## [Work instructions]
Reproduce the listing below verbatim, from its first line through the line containing "svg-text:20: 20 <box>1097 228 1114 245</box>", with both of those lines included.
***** Records for the task
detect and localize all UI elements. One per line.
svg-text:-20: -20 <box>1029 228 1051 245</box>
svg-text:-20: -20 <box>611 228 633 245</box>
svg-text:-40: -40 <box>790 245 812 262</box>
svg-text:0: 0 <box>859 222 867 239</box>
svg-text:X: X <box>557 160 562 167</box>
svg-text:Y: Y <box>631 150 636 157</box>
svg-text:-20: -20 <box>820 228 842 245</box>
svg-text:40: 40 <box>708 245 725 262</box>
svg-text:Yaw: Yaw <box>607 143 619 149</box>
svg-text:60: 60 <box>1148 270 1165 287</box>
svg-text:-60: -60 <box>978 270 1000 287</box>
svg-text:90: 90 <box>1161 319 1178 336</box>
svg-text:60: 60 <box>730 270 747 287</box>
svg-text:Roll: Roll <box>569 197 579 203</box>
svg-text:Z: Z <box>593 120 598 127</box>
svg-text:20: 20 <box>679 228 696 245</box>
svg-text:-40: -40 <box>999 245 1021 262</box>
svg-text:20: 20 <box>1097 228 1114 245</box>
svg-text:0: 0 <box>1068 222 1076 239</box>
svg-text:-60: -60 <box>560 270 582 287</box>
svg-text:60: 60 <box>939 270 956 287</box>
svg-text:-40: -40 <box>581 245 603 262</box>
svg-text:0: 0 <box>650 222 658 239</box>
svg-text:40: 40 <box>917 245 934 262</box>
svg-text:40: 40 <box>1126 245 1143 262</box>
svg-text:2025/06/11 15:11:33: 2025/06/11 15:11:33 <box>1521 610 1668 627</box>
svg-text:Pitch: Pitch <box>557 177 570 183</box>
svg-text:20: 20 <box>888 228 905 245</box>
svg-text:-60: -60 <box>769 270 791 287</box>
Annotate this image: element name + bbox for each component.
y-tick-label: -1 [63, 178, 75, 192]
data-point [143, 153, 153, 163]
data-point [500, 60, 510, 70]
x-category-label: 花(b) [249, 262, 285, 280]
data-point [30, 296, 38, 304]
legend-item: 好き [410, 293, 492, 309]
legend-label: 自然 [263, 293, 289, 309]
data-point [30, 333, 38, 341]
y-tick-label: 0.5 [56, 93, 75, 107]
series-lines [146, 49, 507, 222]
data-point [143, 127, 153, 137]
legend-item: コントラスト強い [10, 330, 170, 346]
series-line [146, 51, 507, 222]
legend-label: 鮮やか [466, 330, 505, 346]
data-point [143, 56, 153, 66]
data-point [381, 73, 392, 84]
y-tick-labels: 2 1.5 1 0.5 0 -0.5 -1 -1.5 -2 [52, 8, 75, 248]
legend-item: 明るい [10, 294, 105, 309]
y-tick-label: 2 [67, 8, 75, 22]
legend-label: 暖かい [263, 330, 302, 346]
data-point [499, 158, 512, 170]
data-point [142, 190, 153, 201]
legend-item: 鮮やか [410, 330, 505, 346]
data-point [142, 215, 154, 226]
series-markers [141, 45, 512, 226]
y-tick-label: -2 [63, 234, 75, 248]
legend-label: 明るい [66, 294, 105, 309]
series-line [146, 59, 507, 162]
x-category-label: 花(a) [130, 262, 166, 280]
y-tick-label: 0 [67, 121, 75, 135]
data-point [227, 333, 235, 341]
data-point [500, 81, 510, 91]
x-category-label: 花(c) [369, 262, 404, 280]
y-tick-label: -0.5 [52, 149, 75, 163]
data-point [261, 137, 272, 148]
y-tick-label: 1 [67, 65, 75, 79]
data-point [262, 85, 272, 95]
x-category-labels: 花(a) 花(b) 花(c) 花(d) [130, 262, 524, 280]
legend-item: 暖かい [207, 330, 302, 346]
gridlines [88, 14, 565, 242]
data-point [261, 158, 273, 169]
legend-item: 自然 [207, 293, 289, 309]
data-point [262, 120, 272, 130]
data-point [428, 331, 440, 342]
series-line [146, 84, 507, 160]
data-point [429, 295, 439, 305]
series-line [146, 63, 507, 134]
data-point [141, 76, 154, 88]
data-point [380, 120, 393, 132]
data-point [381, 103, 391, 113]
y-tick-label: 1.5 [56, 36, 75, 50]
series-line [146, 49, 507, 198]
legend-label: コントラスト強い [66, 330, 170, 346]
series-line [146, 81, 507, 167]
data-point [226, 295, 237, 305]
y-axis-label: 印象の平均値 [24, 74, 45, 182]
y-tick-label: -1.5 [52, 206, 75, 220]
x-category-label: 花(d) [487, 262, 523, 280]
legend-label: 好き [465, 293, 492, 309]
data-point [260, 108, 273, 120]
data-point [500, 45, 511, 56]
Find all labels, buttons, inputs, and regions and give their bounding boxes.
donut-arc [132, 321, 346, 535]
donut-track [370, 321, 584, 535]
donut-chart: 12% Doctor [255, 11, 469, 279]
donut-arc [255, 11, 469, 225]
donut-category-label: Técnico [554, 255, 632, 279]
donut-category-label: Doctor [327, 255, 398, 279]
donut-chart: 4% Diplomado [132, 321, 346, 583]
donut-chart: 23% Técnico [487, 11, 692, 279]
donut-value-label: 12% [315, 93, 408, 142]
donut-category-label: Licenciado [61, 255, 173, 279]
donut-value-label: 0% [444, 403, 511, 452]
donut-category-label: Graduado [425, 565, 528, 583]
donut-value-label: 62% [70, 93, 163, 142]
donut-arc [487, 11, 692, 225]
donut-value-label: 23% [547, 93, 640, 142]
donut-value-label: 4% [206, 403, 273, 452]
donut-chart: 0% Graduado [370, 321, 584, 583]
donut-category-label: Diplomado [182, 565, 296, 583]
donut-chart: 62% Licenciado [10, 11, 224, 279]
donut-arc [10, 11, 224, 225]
**********
## [Completed task]
detect and localize all UI elements. One per line.
svg-text:-20: -20 <box>1029 228 1051 245</box>
svg-text:-20: -20 <box>611 228 633 245</box>
svg-text:-40: -40 <box>790 245 812 262</box>
svg-text:0: 0 <box>859 222 867 239</box>
svg-text:X: X <box>557 160 562 167</box>
svg-text:Y: Y <box>631 150 636 157</box>
svg-text:-20: -20 <box>820 228 842 245</box>
svg-text:40: 40 <box>708 245 725 262</box>
svg-text:Yaw: Yaw <box>607 143 619 149</box>
svg-text:60: 60 <box>1148 270 1165 287</box>
svg-text:-60: -60 <box>978 270 1000 287</box>
svg-text:90: 90 <box>1161 319 1178 336</box>
svg-text:60: 60 <box>730 270 747 287</box>
svg-text:Roll: Roll <box>569 197 579 203</box>
svg-text:Z: Z <box>593 120 598 127</box>
svg-text:20: 20 <box>679 228 696 245</box>
svg-text:-40: -40 <box>999 245 1021 262</box>
svg-text:20: 20 <box>1097 228 1114 245</box>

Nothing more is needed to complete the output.